**Listed records:**
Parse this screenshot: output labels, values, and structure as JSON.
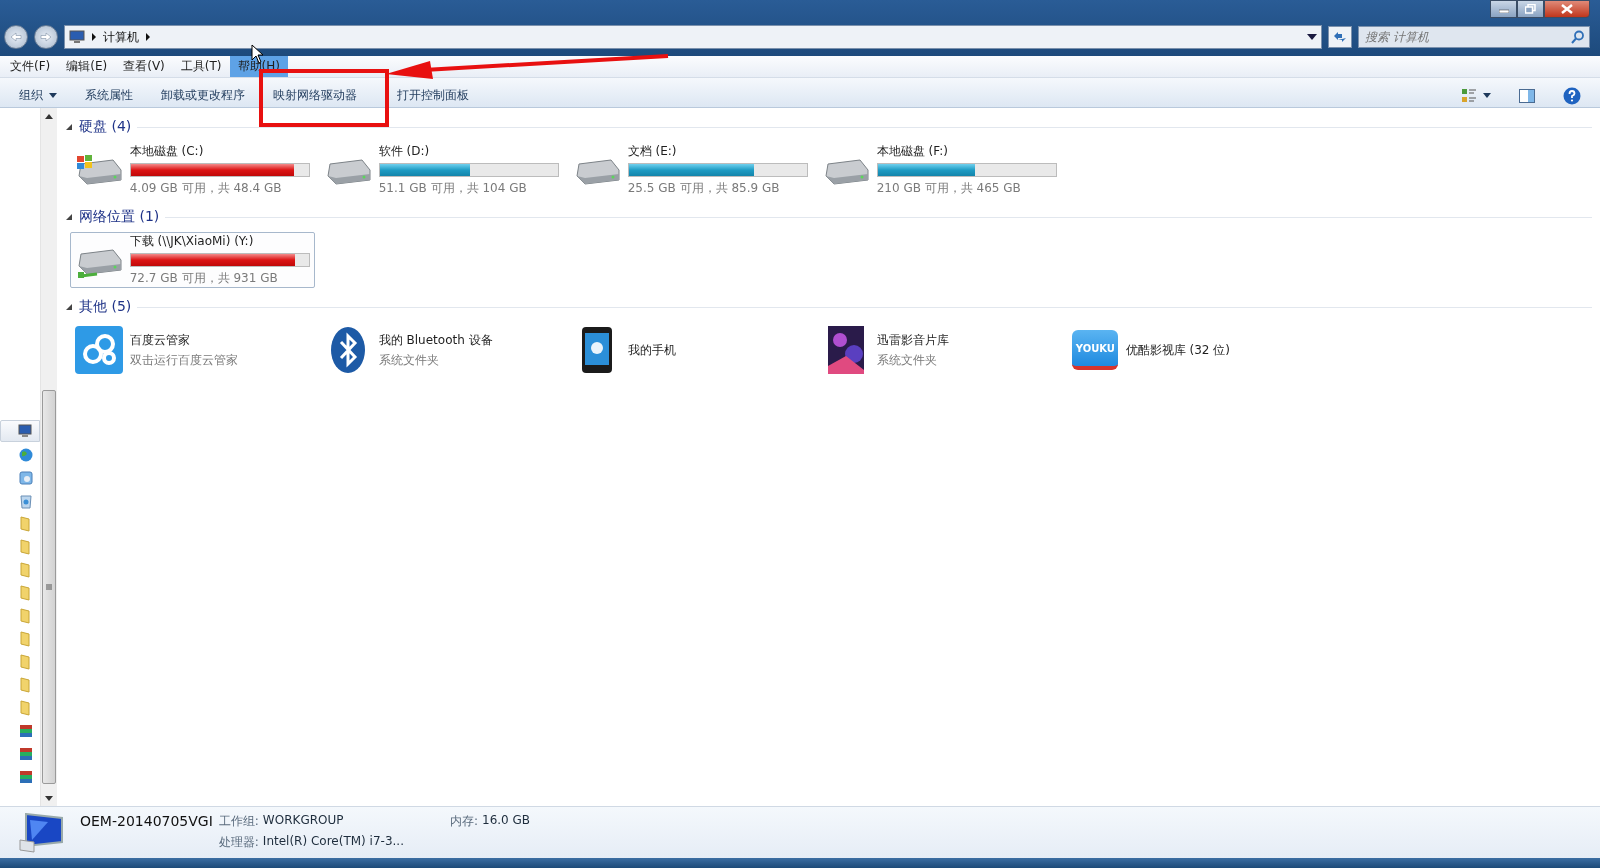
{
  "address": {
    "path": [
      "计算机"
    ]
  },
  "search": {
    "placeholder": "搜索 计算机"
  },
  "menu": [
    {
      "label": "文件(F)",
      "selected": false
    },
    {
      "label": "编辑(E)",
      "selected": false
    },
    {
      "label": "查看(V)",
      "selected": false
    },
    {
      "label": "工具(T)",
      "selected": false
    },
    {
      "label": "帮助(H)",
      "selected": true
    }
  ],
  "toolbar": [
    {
      "label": "组织",
      "kind": "dropdown"
    },
    {
      "label": "系统属性",
      "kind": "button"
    },
    {
      "label": "卸载或更改程序",
      "kind": "button"
    },
    {
      "label": "映射网络驱动器",
      "kind": "button"
    },
    {
      "label": "打开控制面板",
      "kind": "button"
    }
  ],
  "nav_items": [
    {
      "kind": "computer",
      "selected": true
    },
    {
      "kind": "network",
      "selected": false
    },
    {
      "kind": "control_panel",
      "selected": false
    },
    {
      "kind": "recycle_bin",
      "selected": false
    },
    {
      "kind": "folder",
      "selected": false
    },
    {
      "kind": "folder",
      "selected": false
    },
    {
      "kind": "folder",
      "selected": false
    },
    {
      "kind": "folder",
      "selected": false
    },
    {
      "kind": "folder",
      "selected": false
    },
    {
      "kind": "folder",
      "selected": false
    },
    {
      "kind": "folder",
      "selected": false
    },
    {
      "kind": "folder",
      "selected": false
    },
    {
      "kind": "folder",
      "selected": false
    },
    {
      "kind": "archive",
      "selected": false
    },
    {
      "kind": "archive",
      "selected": false
    },
    {
      "kind": "archive",
      "selected": false
    }
  ],
  "groups": [
    {
      "title": "硬盘 (4)",
      "expanded": true,
      "items": [
        {
          "kind": "system_drive",
          "name": "本地磁盘 (C:)",
          "level": 0.915,
          "detail": "4.09 GB 可用，共 48.4 GB",
          "selected": false
        },
        {
          "kind": "drive",
          "name": "软件 (D:)",
          "level": 0.509,
          "detail": "51.1 GB 可用，共 104 GB",
          "selected": false
        },
        {
          "kind": "drive",
          "name": "文档 (E:)",
          "level": 0.703,
          "detail": "25.5 GB 可用，共 85.9 GB",
          "selected": false
        },
        {
          "kind": "drive",
          "name": "本地磁盘 (F:)",
          "level": 0.548,
          "detail": "210 GB 可用，共 465 GB",
          "selected": false
        }
      ]
    },
    {
      "title": "网络位置 (1)",
      "expanded": true,
      "items": [
        {
          "kind": "network_drive",
          "name": "下载 (\\\\JK\\XiaoMi) (Y:)",
          "level": 0.922,
          "detail": "72.7 GB 可用，共 931 GB",
          "selected": true
        }
      ]
    },
    {
      "title": "其他 (5)",
      "expanded": true,
      "items": [
        {
          "kind": "cloud_app",
          "name": "百度云管家",
          "detail": "双击运行百度云管家",
          "selected": false
        },
        {
          "kind": "bluetooth",
          "name": "我的 Bluetooth 设备",
          "detail": "系统文件夹",
          "selected": false
        },
        {
          "kind": "phone",
          "name": "我的手机",
          "selected": false
        },
        {
          "kind": "video_library",
          "name": "迅雷影音片库",
          "detail": "系统文件夹",
          "selected": false
        },
        {
          "kind": "video_folder",
          "name": "优酷影视库 (32 位)",
          "icon_text": "YOUKU",
          "selected": false
        }
      ]
    }
  ],
  "status": {
    "computer_name": "OEM-20140705VGI",
    "fields": [
      {
        "label": "工作组:",
        "value": "WORKGROUP"
      },
      {
        "label": "内存:",
        "value": "16.0 GB"
      },
      {
        "label": "处理器:",
        "value": "Intel(R) Core(TM) i7-3..."
      }
    ]
  }
}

**Challenge:**
Report how many lines hold the string "detail", giving the number and nothing else.

**Right answer:**
8